Aim 1:
Condense the paragraph of the cold email guide that opens with "Four things." into a short list that keeps its main points.
Aim 2:
Translate this sentence from the cold email guide into Spanish: "Every good cold email earns the right to a reply before it asks for one."

Passage given:
----------------------------------------
TL;DR: A good cold email is under 100 words, opens with a specific reason for reaching out, and closes with one low-friction ask. The most effective formats: quick question (short, no pitch upfront), signal-based (triggered by hiring posts or funding rounds), PAS (Problem-Agitate-Solution), and referral (mutual contact as context). This guide covers 8 templates you can copy and adapt.
Good Cold Email Examples That Get Replies (2026)
Last updated: June 2026
Most cold email advice focuses on theory. This guide skips the preamble and goes straight to templates you can copy, adapt, and send today, with notes on what each one is actually doing and when to use it.
What Makes a Cold Email Good?
Four things. One: a specific reason for reaching out. Not "I came across your company" but something real, a signal, a shared context, or a relevant observation. Two: a value statement in one sentence or less. Three: brevity. The best cold emails are under 100 words. Four: one ask, not multiple.
Every good cold email earns the right to a reply before it asks for one.
The core components:
- Subject line -- 4-7 words, no spam triggers, matches the email's actual angle
- Opening line -- a real observation about the prospect, not a compliment
- Pitch -- one sentence on what you do and why it matters to them right now
- CTA -- one question or one request, never a list of options
Length matters more than most people acknowledge. Under 100 words reads fast. Over 200 words, and most prospects stop reading at sentence three.
The frameworks below are not new. Quick questions, signal-based triggers, PAS, and referrals have worked in cold outreach for years because they solve the same underlying problem: the prospect has no reason to read your email until you give them one.
8 Good Cold Email Examples (Copy-Paste Templates)
These eight templates cover the scenarios that come up most in B2B outbound. Each one is short, built around a specific reason for reaching out, and closes with one ask. Copy them as a starting point, then swap in real details from your research.
1. The Quick Question Email
Subject line: Question about [Company]'s outbound setup
When to use: Cold outreach when you have a relevant product or service but no specific trigger event. Works for most B2B sales scenarios.
Hi [First Name],
Are you still handling all your outbound list-building in-house, or have you started using tools like Apollo or Clay to automate the prospecting side?
----------------------------------------
Excerpts from a layout annotation set:
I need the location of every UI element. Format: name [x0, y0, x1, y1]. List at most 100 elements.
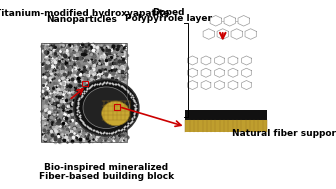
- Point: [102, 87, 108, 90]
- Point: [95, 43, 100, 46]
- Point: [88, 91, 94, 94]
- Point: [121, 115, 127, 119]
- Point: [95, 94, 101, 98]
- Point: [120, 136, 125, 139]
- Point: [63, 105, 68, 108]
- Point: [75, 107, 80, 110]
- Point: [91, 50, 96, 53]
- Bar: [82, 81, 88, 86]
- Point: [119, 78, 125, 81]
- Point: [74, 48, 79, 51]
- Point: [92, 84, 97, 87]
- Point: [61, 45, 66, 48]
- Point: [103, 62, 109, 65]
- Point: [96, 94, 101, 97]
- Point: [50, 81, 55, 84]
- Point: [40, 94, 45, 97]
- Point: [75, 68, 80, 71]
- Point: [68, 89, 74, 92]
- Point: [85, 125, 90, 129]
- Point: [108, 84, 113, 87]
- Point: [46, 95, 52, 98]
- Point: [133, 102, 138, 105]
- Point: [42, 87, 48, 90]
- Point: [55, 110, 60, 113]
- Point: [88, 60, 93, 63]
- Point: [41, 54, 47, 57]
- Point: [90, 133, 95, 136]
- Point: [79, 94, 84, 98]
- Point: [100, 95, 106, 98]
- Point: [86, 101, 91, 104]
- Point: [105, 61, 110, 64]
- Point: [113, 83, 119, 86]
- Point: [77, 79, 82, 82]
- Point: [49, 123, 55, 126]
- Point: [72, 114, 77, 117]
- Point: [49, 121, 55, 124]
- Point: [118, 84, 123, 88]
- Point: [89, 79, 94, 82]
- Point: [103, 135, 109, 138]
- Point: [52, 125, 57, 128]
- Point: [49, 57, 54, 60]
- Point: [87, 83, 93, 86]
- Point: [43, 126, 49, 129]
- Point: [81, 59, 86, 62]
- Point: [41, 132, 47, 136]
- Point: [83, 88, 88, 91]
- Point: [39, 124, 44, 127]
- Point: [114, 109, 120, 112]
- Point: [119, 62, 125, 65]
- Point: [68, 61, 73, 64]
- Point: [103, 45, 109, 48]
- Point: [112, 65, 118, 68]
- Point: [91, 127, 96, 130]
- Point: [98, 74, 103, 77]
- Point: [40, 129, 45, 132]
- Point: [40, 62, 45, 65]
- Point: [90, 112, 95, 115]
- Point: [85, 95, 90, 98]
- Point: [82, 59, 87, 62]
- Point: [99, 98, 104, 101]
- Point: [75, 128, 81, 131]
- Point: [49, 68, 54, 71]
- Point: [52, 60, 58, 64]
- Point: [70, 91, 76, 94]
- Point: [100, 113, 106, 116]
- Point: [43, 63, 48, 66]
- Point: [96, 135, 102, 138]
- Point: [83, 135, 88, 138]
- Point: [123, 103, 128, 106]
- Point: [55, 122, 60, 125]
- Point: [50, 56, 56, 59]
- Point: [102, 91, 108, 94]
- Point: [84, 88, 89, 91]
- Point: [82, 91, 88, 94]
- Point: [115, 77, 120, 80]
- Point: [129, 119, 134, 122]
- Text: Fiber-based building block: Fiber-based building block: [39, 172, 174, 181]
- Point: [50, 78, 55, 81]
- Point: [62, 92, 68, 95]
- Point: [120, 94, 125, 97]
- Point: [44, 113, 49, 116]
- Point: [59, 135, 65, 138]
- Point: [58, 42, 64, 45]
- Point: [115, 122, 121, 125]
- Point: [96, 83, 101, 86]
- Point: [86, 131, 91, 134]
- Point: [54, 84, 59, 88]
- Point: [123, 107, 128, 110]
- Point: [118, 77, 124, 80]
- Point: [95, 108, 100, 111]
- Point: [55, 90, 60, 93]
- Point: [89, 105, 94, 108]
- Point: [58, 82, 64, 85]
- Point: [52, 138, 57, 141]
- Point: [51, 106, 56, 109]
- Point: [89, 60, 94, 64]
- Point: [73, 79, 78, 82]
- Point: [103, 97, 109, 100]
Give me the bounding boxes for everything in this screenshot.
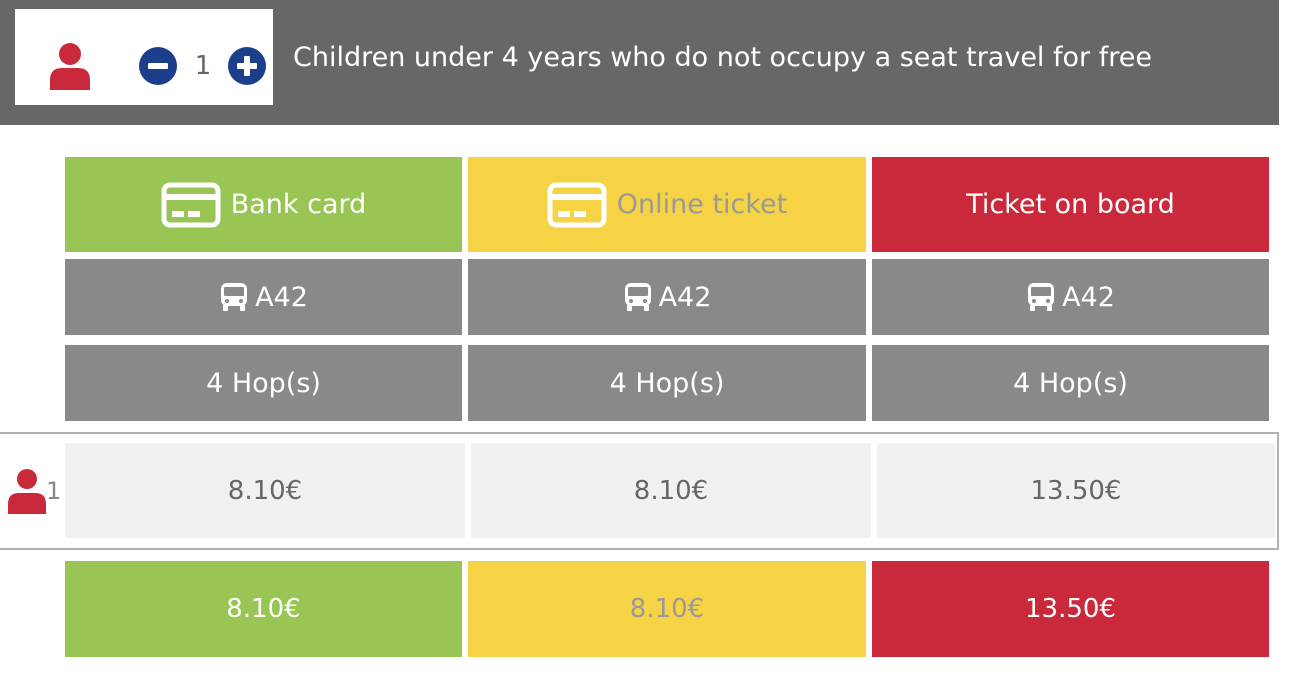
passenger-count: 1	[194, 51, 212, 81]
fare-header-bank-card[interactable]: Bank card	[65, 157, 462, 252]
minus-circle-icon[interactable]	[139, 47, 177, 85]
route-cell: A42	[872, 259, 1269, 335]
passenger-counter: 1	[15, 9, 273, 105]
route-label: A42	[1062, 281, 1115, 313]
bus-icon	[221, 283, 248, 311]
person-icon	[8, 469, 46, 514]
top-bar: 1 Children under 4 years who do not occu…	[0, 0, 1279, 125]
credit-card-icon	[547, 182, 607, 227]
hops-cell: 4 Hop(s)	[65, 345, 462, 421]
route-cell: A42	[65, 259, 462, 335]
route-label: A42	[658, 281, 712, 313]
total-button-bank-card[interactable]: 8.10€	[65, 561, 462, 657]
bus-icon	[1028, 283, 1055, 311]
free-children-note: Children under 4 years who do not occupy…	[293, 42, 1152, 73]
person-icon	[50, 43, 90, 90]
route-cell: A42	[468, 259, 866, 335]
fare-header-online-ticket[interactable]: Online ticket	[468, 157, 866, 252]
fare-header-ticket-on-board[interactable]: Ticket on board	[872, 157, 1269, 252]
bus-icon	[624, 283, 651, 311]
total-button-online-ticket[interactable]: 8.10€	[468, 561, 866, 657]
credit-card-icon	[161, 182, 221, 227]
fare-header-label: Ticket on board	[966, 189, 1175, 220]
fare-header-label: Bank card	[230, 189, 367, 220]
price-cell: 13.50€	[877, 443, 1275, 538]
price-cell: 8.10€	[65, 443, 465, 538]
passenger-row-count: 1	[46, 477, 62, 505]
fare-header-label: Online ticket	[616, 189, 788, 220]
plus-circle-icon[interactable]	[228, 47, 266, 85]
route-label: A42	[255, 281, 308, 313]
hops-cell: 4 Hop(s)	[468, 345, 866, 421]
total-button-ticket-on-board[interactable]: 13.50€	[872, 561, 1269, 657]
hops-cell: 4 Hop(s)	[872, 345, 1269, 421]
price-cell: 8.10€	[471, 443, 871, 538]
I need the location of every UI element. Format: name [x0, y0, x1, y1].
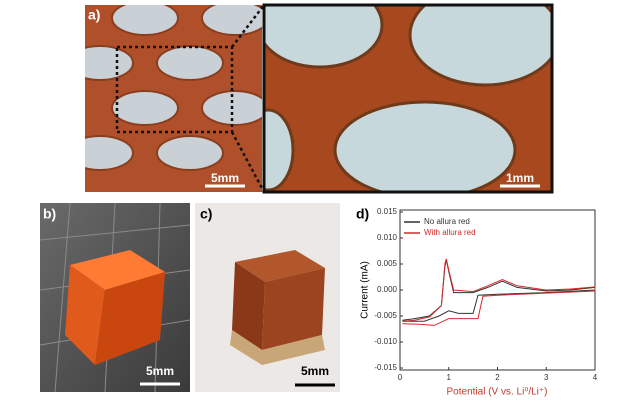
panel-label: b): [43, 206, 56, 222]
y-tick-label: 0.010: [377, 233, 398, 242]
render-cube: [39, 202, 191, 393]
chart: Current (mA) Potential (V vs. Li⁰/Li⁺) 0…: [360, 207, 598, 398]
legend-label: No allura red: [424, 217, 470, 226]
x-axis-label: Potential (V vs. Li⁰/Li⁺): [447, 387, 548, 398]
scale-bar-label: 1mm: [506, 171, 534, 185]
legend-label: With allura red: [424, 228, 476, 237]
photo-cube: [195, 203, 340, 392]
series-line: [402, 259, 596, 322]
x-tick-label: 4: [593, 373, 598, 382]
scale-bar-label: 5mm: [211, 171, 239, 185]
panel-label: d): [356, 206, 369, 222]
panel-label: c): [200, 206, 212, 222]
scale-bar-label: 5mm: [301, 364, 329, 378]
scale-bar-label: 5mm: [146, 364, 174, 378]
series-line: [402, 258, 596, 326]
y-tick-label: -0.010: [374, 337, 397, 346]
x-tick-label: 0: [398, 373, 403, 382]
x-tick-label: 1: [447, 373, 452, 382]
----------------------------------------
Exercise output 1:
- A specific reason for reaching out: something real, such as a signal, a shared context, or a relevant observation, rather than "I came across your company"
- A value statement of one sentence or less
- Brevity, since the best cold emails are under 100 words
- One ask, not multiple

Exercise output 2:
Todo buen correo electrónico en frío se gana el derecho a una respuesta antes de pedirla.